### Written problem
Pick out the lines below that include the string "text".

(Data entries)
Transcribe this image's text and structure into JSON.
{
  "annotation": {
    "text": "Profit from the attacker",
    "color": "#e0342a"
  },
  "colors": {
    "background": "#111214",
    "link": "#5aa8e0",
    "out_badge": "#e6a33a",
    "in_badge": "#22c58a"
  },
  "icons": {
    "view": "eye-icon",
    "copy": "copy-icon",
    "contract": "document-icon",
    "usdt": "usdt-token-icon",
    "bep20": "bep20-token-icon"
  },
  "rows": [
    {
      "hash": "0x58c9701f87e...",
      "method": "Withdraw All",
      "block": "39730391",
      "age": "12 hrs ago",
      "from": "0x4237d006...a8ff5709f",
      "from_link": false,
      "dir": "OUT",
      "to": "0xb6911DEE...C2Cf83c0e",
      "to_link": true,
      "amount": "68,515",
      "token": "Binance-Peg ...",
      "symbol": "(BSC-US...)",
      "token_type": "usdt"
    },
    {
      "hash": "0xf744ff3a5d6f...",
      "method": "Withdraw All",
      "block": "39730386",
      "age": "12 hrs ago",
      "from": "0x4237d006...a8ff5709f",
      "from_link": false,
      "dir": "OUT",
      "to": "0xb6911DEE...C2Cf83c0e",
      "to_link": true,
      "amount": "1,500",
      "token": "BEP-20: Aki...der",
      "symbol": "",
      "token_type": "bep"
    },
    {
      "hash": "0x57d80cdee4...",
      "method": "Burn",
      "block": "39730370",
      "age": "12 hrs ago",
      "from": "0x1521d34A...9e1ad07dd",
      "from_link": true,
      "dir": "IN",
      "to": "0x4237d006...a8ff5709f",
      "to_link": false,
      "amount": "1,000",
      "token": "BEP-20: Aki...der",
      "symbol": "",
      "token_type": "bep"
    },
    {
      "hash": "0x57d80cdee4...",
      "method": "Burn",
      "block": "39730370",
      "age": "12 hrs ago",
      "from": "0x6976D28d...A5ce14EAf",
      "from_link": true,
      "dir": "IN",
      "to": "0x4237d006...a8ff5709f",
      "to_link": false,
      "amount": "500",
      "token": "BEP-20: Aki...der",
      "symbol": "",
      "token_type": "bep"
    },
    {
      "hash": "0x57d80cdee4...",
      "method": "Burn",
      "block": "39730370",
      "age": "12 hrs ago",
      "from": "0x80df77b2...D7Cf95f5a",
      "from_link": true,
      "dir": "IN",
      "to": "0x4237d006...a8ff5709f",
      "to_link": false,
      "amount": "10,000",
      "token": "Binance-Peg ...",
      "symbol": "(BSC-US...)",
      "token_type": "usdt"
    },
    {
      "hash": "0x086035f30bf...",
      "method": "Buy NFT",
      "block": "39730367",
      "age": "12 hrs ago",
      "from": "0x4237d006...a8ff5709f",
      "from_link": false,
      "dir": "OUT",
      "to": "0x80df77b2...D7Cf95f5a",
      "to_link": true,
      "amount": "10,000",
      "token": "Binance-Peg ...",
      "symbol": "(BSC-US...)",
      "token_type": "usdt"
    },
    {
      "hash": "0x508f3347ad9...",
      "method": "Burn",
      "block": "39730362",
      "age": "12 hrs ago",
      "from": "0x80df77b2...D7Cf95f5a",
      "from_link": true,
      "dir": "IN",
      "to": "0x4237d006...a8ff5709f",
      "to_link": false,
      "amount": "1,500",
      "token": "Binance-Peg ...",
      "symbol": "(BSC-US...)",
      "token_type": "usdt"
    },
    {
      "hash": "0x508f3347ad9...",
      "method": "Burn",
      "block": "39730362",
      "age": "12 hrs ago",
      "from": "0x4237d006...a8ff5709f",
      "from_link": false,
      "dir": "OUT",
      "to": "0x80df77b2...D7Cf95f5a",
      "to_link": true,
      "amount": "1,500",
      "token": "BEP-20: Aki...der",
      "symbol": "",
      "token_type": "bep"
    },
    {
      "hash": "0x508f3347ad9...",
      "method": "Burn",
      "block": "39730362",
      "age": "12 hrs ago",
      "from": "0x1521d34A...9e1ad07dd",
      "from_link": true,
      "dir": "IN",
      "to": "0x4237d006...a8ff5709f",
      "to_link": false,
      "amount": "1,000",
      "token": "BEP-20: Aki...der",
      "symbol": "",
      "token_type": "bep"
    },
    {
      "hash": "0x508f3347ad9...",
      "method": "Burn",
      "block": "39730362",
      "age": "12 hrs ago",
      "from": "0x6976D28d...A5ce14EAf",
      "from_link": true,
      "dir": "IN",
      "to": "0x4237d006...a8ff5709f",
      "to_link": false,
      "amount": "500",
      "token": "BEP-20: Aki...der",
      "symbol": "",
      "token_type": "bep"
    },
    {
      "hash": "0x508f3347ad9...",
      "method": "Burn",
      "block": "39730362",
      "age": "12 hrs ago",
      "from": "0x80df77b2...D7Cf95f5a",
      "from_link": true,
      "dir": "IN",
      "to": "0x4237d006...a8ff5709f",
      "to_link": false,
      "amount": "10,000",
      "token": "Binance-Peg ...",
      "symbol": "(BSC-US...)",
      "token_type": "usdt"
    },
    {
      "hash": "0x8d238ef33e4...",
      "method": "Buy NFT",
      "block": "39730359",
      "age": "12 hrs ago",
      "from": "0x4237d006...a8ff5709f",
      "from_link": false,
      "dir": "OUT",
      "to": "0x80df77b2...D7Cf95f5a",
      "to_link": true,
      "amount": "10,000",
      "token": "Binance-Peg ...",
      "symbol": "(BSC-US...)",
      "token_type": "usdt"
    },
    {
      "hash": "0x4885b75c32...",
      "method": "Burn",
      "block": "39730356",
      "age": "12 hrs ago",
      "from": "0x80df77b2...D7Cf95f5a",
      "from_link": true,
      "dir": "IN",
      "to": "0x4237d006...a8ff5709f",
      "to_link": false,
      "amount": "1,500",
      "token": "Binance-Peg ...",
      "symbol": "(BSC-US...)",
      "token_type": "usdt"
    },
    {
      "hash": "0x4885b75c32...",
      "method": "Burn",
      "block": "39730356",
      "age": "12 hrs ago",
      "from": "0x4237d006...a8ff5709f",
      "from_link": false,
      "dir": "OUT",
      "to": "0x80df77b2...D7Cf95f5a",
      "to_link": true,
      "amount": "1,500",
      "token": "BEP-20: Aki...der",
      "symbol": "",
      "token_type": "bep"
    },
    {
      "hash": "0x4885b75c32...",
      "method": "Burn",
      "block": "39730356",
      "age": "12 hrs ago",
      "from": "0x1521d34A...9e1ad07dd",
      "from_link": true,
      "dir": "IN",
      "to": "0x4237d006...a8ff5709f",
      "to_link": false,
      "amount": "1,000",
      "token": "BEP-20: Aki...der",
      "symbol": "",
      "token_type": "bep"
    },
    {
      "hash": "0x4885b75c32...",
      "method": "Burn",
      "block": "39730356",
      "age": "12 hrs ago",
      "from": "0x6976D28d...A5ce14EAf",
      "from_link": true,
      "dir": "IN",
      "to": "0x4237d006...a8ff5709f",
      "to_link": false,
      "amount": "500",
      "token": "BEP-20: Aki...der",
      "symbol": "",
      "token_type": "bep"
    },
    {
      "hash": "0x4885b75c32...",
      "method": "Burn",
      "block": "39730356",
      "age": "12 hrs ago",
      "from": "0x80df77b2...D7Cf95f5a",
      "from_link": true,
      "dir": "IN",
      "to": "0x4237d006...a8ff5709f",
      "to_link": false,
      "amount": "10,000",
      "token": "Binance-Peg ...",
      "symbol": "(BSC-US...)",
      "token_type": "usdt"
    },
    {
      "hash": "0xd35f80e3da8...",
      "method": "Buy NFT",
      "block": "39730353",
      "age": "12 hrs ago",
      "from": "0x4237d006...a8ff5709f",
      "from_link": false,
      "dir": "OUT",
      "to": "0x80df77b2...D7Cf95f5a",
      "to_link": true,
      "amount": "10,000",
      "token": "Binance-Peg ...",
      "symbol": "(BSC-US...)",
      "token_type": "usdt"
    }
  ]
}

### Task result
Transcribe this image's text and structure into JSON.
    "text": "Profit from the attacker",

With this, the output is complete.